--- To be done ---
Repeat the records below exactly, leaving out every picture.

========

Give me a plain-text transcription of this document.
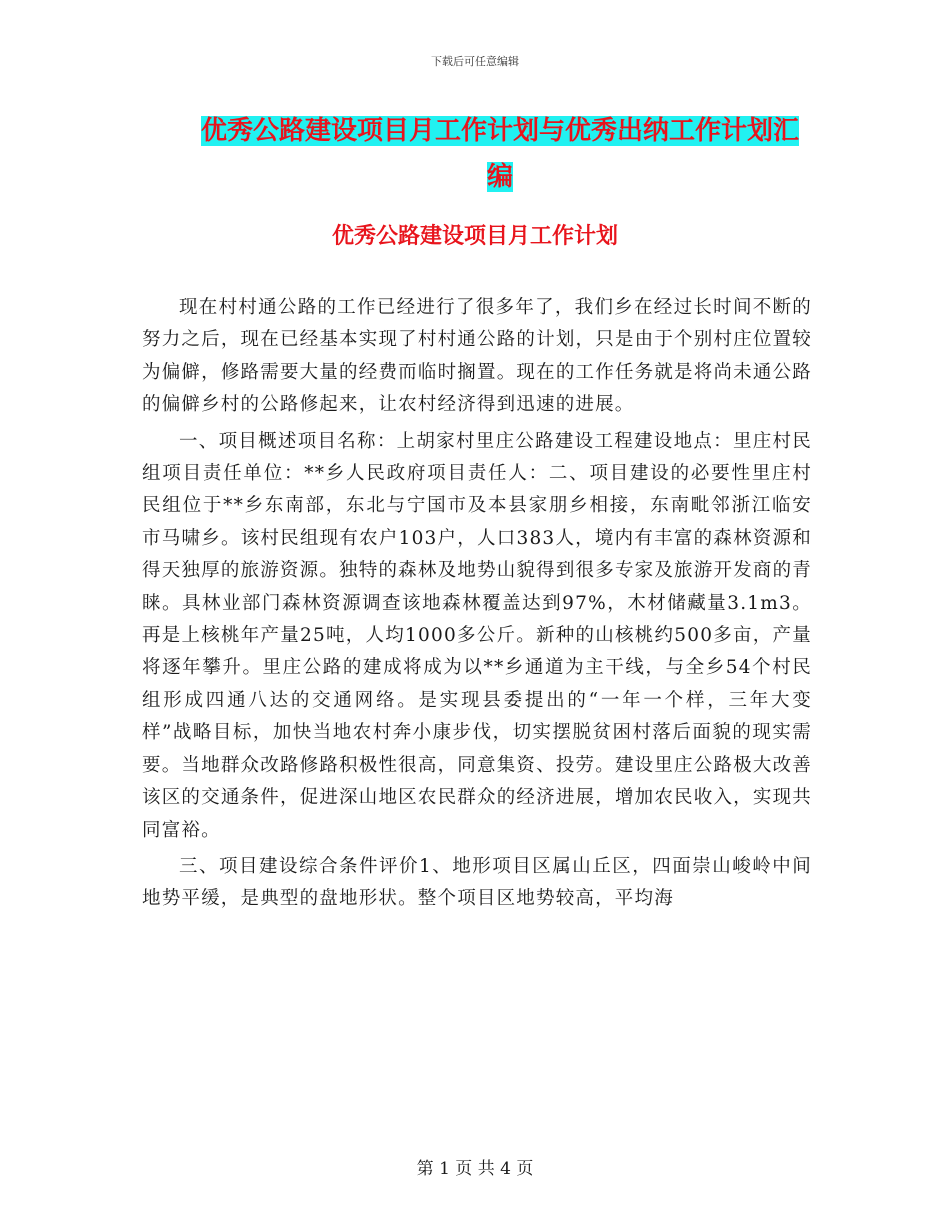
下载后可任意编辑
优秀公路建设项目月工作计划与优秀出纳工作计划汇编
优秀公路建设项目月工作计划

现在村村通公路的工作已经进行了很多年了，我们乡在经过长时间不断的努力之后，现在已经基本实现了村村通公路的计划，只是由于个别村庄位置较为偏僻，修路需要大量的经费而临时搁置。现在的工作任务就是将尚未通公路的偏僻乡村的公路修起来，让农村经济得到迅速的进展。

一、项目概述项目名称：上胡家村里庄公路建设工程建设地点：里庄村民组项目责任单位：**乡人民政府项目责任人：二、项目建设的必要性里庄村民组位于**乡东南部，东北与宁国市及本县家朋乡相接，东南毗邻浙江临安市马啸乡。该村民组现有农户103户，人口383人，境内有丰富的森林资源和得天独厚的旅游资源。独特的森林及地势山貌得到很多专家及旅游开发商的青睐。具林业部门森林资源调查该地森林覆盖达到97%，木材储藏量3.1m3。再是上核桃年产量25吨，人均1000多公斤。新种的山核桃约500多亩，产量将逐年攀升。里庄公路的建成将成为以**乡通道为主干线，与全乡54个村民组形成四通八达的交通网络。是实现县委提出的“一年一个样，三年大变样”战略目标，加快当地农村奔小康步伐，切实摆脱贫困村落后面貌的现实需要。当地群众改路修路积极性很高，同意集资、投劳。建设里庄公路极大改善该区的交通条件，促进深山地区农民群众的经济进展，增加农民收入，实现共同富裕。

三、项目建设综合条件评价1、地形项目区属山丘区，四面崇山峻岭中间地势平缓，是典型的盘地形状。整个项目区地势较高，平均海

第 1 页 共 4 页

========

--- The answer ---
Give me a plain-text transcription of this document.
下载后可任意编辑
优秀公路建设项目月工作计划与优秀出纳工作计划汇编
优秀公路建设项目月工作计划

现在村村通公路的工作已经进行了很多年了，我们乡在经过长时间不断的努力之后，现在已经基本实现了村村通公路的计划，只是由于个别村庄位置较为偏僻，修路需要大量的经费而临时搁置。现在的工作任务就是将尚未通公路的偏僻乡村的公路修起来，让农村经济得到迅速的进展。

一、项目概述项目名称：上胡家村里庄公路建设工程建设地点：里庄村民组项目责任单位：**乡人民政府项目责任人：二、项目建设的必要性里庄村民组位于**乡东南部，东北与宁国市及本县家朋乡相接，东南毗邻浙江临安市马啸乡。该村民组现有农户103户，人口383人，境内有丰富的森林资源和得天独厚的旅游资源。独特的森林及地势山貌得到很多专家及旅游开发商的青睐。具林业部门森林资源调查该地森林覆盖达到97%，木材储藏量3.1m3。再是上核桃年产量25吨，人均1000多公斤。新种的山核桃约500多亩，产量将逐年攀升。里庄公路的建成将成为以**乡通道为主干线，与全乡54个村民组形成四通八达的交通网络。是实现县委提出的“一年一个样，三年大变样”战略目标，加快当地农村奔小康步伐，切实摆脱贫困村落后面貌的现实需要。当地群众改路修路积极性很高，同意集资、投劳。建设里庄公路极大改善该区的交通条件，促进深山地区农民群众的经济进展，增加农民收入，实现共同富裕。

三、项目建设综合条件评价1、地形项目区属山丘区，四面崇山峻岭中间地势平缓，是典型的盘地形状。整个项目区地势较高，平均海

第 1 页 共 4 页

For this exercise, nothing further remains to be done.